#### Written instruction
Set down the full listing exactly as given. Any pictures are to be left out.

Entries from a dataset
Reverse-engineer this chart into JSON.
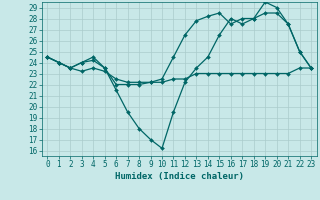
{
  "xlabel": "Humidex (Indice chaleur)",
  "bg_color": "#c8e8e8",
  "grid_color": "#aacccc",
  "line_color": "#006666",
  "xlim": [
    -0.5,
    23.5
  ],
  "ylim": [
    15.5,
    29.5
  ],
  "xticks": [
    0,
    1,
    2,
    3,
    4,
    5,
    6,
    7,
    8,
    9,
    10,
    11,
    12,
    13,
    14,
    15,
    16,
    17,
    18,
    19,
    20,
    21,
    22,
    23
  ],
  "yticks": [
    16,
    17,
    18,
    19,
    20,
    21,
    22,
    23,
    24,
    25,
    26,
    27,
    28,
    29
  ],
  "line1_x": [
    0,
    1,
    2,
    3,
    4,
    5,
    6,
    7,
    8,
    9,
    10,
    11,
    12,
    13,
    14,
    15,
    16,
    17,
    18,
    19,
    20,
    21,
    22,
    23
  ],
  "line1_y": [
    24.5,
    24.0,
    23.5,
    23.2,
    23.5,
    23.2,
    22.5,
    22.2,
    22.2,
    22.2,
    22.2,
    22.5,
    22.5,
    23.0,
    23.0,
    23.0,
    23.0,
    23.0,
    23.0,
    23.0,
    23.0,
    23.0,
    23.5,
    23.5
  ],
  "line2_x": [
    0,
    1,
    2,
    3,
    4,
    5,
    6,
    7,
    8,
    9,
    10,
    11,
    12,
    13,
    14,
    15,
    16,
    17,
    18,
    19,
    20,
    21,
    22,
    23
  ],
  "line2_y": [
    24.5,
    24.0,
    23.5,
    24.0,
    24.2,
    23.5,
    21.5,
    19.5,
    18.0,
    17.0,
    16.2,
    19.5,
    22.2,
    23.5,
    24.5,
    26.5,
    28.0,
    27.5,
    28.0,
    28.5,
    28.5,
    27.5,
    25.0,
    23.5
  ],
  "line3_x": [
    0,
    1,
    2,
    3,
    4,
    5,
    6,
    7,
    8,
    9,
    10,
    11,
    12,
    13,
    14,
    15,
    16,
    17,
    18,
    19,
    20,
    21,
    22,
    23
  ],
  "line3_y": [
    24.5,
    24.0,
    23.5,
    24.0,
    24.5,
    23.5,
    22.0,
    22.0,
    22.0,
    22.2,
    22.5,
    24.5,
    26.5,
    27.8,
    28.2,
    28.5,
    27.5,
    28.0,
    28.0,
    29.5,
    29.0,
    27.5,
    25.0,
    23.5
  ],
  "marker": "D",
  "markersize": 2.0,
  "linewidth": 0.9,
  "label_fontsize": 6.5,
  "tick_fontsize": 5.5
}
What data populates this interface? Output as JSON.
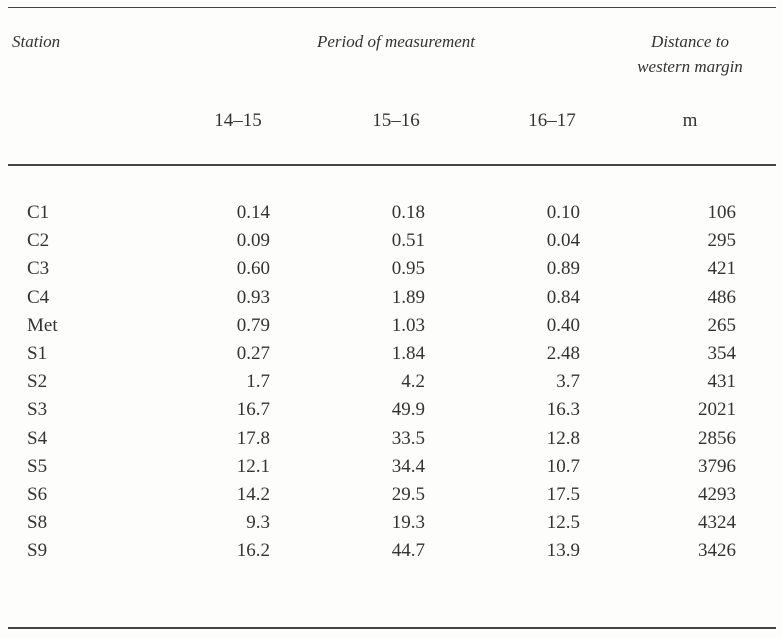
{
  "table": {
    "header": {
      "station": "Station",
      "period": "Period of measurement",
      "distance": [
        "Distance to",
        "western margin"
      ]
    },
    "subheader": [
      "14–15",
      "15–16",
      "16–17",
      "m"
    ],
    "rows": [
      [
        "C1",
        "0.14",
        "0.18",
        "0.10",
        "106"
      ],
      [
        "C2",
        "0.09",
        "0.51",
        "0.04",
        "295"
      ],
      [
        "C3",
        "0.60",
        "0.95",
        "0.89",
        "421"
      ],
      [
        "C4",
        "0.93",
        "1.89",
        "0.84",
        "486"
      ],
      [
        "Met",
        "0.79",
        "1.03",
        "0.40",
        "265"
      ],
      [
        "S1",
        "0.27",
        "1.84",
        "2.48",
        "354"
      ],
      [
        "S2",
        "1.7",
        "4.2",
        "3.7",
        "431"
      ],
      [
        "S3",
        "16.7",
        "49.9",
        "16.3",
        "2021"
      ],
      [
        "S4",
        "17.8",
        "33.5",
        "12.8",
        "2856"
      ],
      [
        "S5",
        "12.1",
        "34.4",
        "10.7",
        "3796"
      ],
      [
        "S6",
        "14.2",
        "29.5",
        "17.5",
        "4293"
      ],
      [
        "S8",
        "9.3",
        "19.3",
        "12.5",
        "4324"
      ],
      [
        "S9",
        "16.2",
        "44.7",
        "13.9",
        "3426"
      ]
    ]
  }
}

#### Result
Reverse-engineer this chart into JSON.
{
  "xlabel": "Humidex (Indice chaleur)",
  "bg_color": "#c8e8e8",
  "grid_color": "#aacccc",
  "line_color": "#006666",
  "xlim": [
    -0.5,
    23.5
  ],
  "ylim": [
    15.5,
    29.5
  ],
  "xticks": [
    0,
    1,
    2,
    3,
    4,
    5,
    6,
    7,
    8,
    9,
    10,
    11,
    12,
    13,
    14,
    15,
    16,
    17,
    18,
    19,
    20,
    21,
    22,
    23
  ],
  "yticks": [
    16,
    17,
    18,
    19,
    20,
    21,
    22,
    23,
    24,
    25,
    26,
    27,
    28,
    29
  ],
  "line1_x": [
    0,
    1,
    2,
    3,
    4,
    5,
    6,
    7,
    8,
    9,
    10,
    11,
    12,
    13,
    14,
    15,
    16,
    17,
    18,
    19,
    20,
    21,
    22,
    23
  ],
  "line1_y": [
    24.5,
    24.0,
    23.5,
    23.2,
    23.5,
    23.2,
    22.5,
    22.2,
    22.2,
    22.2,
    22.2,
    22.5,
    22.5,
    23.0,
    23.0,
    23.0,
    23.0,
    23.0,
    23.0,
    23.0,
    23.0,
    23.0,
    23.5,
    23.5
  ],
  "line2_x": [
    0,
    1,
    2,
    3,
    4,
    5,
    6,
    7,
    8,
    9,
    10,
    11,
    12,
    13,
    14,
    15,
    16,
    17,
    18,
    19,
    20,
    21,
    22,
    23
  ],
  "line2_y": [
    24.5,
    24.0,
    23.5,
    24.0,
    24.2,
    23.5,
    21.5,
    19.5,
    18.0,
    17.0,
    16.2,
    19.5,
    22.2,
    23.5,
    24.5,
    26.5,
    28.0,
    27.5,
    28.0,
    28.5,
    28.5,
    27.5,
    25.0,
    23.5
  ],
  "line3_x": [
    0,
    1,
    2,
    3,
    4,
    5,
    6,
    7,
    8,
    9,
    10,
    11,
    12,
    13,
    14,
    15,
    16,
    17,
    18,
    19,
    20,
    21,
    22,
    23
  ],
  "line3_y": [
    24.5,
    24.0,
    23.5,
    24.0,
    24.5,
    23.5,
    22.0,
    22.0,
    22.0,
    22.2,
    22.5,
    24.5,
    26.5,
    27.8,
    28.2,
    28.5,
    27.5,
    28.0,
    28.0,
    29.5,
    29.0,
    27.5,
    25.0,
    23.5
  ],
  "marker": "D",
  "markersize": 2.0,
  "linewidth": 0.9,
  "label_fontsize": 6.5,
  "tick_fontsize": 5.5
}
What data populates this interface? Output as JSON.
{
  "table": {
    "header": {
      "station": "Station",
      "period": "Period of measurement",
      "distance": [
        "Distance to",
        "western margin"
      ]
    },
    "subheader": [
      "14–15",
      "15–16",
      "16–17",
      "m"
    ],
    "rows": [
      [
        "C1",
        "0.14",
        "0.18",
        "0.10",
        "106"
      ],
      [
        "C2",
        "0.09",
        "0.51",
        "0.04",
        "295"
      ],
      [
        "C3",
        "0.60",
        "0.95",
        "0.89",
        "421"
      ],
      [
        "C4",
        "0.93",
        "1.89",
        "0.84",
        "486"
      ],
      [
        "Met",
        "0.79",
        "1.03",
        "0.40",
        "265"
      ],
      [
        "S1",
        "0.27",
        "1.84",
        "2.48",
        "354"
      ],
      [
        "S2",
        "1.7",
        "4.2",
        "3.7",
        "431"
      ],
      [
        "S3",
        "16.7",
        "49.9",
        "16.3",
        "2021"
      ],
      [
        "S4",
        "17.8",
        "33.5",
        "12.8",
        "2856"
      ],
      [
        "S5",
        "12.1",
        "34.4",
        "10.7",
        "3796"
      ],
      [
        "S6",
        "14.2",
        "29.5",
        "17.5",
        "4293"
      ],
      [
        "S8",
        "9.3",
        "19.3",
        "12.5",
        "4324"
      ],
      [
        "S9",
        "16.2",
        "44.7",
        "13.9",
        "3426"
      ]
    ]
  }
}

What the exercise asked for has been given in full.